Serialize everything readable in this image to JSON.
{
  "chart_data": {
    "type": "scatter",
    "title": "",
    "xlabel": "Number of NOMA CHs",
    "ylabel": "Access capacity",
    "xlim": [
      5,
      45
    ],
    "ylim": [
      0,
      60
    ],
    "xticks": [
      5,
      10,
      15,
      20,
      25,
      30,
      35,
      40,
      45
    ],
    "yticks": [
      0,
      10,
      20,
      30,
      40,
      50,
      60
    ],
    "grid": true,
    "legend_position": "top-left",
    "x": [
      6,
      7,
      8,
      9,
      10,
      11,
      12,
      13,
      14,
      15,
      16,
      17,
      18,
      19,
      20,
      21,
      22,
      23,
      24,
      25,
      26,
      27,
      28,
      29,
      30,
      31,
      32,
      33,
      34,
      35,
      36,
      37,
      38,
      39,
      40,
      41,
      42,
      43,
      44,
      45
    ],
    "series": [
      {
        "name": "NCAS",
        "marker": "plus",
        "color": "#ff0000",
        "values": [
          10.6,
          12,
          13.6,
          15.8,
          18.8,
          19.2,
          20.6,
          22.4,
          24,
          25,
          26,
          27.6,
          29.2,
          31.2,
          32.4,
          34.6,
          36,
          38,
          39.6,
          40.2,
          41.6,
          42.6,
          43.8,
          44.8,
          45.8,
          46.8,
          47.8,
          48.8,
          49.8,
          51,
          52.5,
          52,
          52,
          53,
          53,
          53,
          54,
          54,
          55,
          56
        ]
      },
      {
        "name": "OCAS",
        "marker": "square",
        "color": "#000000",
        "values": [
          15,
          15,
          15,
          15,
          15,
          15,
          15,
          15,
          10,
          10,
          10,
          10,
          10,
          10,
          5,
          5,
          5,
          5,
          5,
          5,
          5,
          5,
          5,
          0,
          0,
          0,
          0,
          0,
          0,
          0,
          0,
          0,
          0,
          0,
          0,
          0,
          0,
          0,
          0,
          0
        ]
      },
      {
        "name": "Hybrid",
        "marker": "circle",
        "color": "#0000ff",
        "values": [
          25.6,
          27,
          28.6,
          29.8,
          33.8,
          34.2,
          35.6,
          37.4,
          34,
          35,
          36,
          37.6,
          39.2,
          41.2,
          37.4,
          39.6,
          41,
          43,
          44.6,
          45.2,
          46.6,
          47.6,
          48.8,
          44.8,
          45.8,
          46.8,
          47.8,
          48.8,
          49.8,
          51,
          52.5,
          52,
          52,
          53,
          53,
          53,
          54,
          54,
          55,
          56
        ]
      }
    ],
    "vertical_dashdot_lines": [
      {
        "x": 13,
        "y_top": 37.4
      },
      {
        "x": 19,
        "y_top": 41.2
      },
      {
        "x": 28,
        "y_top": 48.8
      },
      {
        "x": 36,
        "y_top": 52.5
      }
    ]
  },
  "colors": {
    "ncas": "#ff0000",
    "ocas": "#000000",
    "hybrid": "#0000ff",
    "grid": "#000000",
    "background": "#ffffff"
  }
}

▸ DIRECTIVE
Copy every record above exactly as it appears.

▸ REPLY
Serialize everything readable in this image to JSON.
{
  "chart_data": {
    "type": "scatter",
    "title": "",
    "xlabel": "Number of NOMA CHs",
    "ylabel": "Access capacity",
    "xlim": [
      5,
      45
    ],
    "ylim": [
      0,
      60
    ],
    "xticks": [
      5,
      10,
      15,
      20,
      25,
      30,
      35,
      40,
      45
    ],
    "yticks": [
      0,
      10,
      20,
      30,
      40,
      50,
      60
    ],
    "grid": true,
    "legend_position": "top-left",
    "x": [
      6,
      7,
      8,
      9,
      10,
      11,
      12,
      13,
      14,
      15,
      16,
      17,
      18,
      19,
      20,
      21,
      22,
      23,
      24,
      25,
      26,
      27,
      28,
      29,
      30,
      31,
      32,
      33,
      34,
      35,
      36,
      37,
      38,
      39,
      40,
      41,
      42,
      43,
      44,
      45
    ],
    "series": [
      {
        "name": "NCAS",
        "marker": "plus",
        "color": "#ff0000",
        "values": [
          10.6,
          12,
          13.6,
          15.8,
          18.8,
          19.2,
          20.6,
          22.4,
          24,
          25,
          26,
          27.6,
          29.2,
          31.2,
          32.4,
          34.6,
          36,
          38,
          39.6,
          40.2,
          41.6,
          42.6,
          43.8,
          44.8,
          45.8,
          46.8,
          47.8,
          48.8,
          49.8,
          51,
          52.5,
          52,
          52,
          53,
          53,
          53,
          54,
          54,
          55,
          56
        ]
      },
      {
        "name": "OCAS",
        "marker": "square",
        "color": "#000000",
        "values": [
          15,
          15,
          15,
          15,
          15,
          15,
          15,
          15,
          10,
          10,
          10,
          10,
          10,
          10,
          5,
          5,
          5,
          5,
          5,
          5,
          5,
          5,
          5,
          0,
          0,
          0,
          0,
          0,
          0,
          0,
          0,
          0,
          0,
          0,
          0,
          0,
          0,
          0,
          0,
          0
        ]
      },
      {
        "name": "Hybrid",
        "marker": "circle",
        "color": "#0000ff",
        "values": [
          25.6,
          27,
          28.6,
          29.8,
          33.8,
          34.2,
          35.6,
          37.4,
          34,
          35,
          36,
          37.6,
          39.2,
          41.2,
          37.4,
          39.6,
          41,
          43,
          44.6,
          45.2,
          46.6,
          47.6,
          48.8,
          44.8,
          45.8,
          46.8,
          47.8,
          48.8,
          49.8,
          51,
          52.5,
          52,
          52,
          53,
          53,
          53,
          54,
          54,
          55,
          56
        ]
      }
    ],
    "vertical_dashdot_lines": [
      {
        "x": 13,
        "y_top": 37.4
      },
      {
        "x": 19,
        "y_top": 41.2
      },
      {
        "x": 28,
        "y_top": 48.8
      },
      {
        "x": 36,
        "y_top": 52.5
      }
    ]
  },
  "colors": {
    "ncas": "#ff0000",
    "ocas": "#000000",
    "hybrid": "#0000ff",
    "grid": "#000000",
    "background": "#ffffff"
  }
}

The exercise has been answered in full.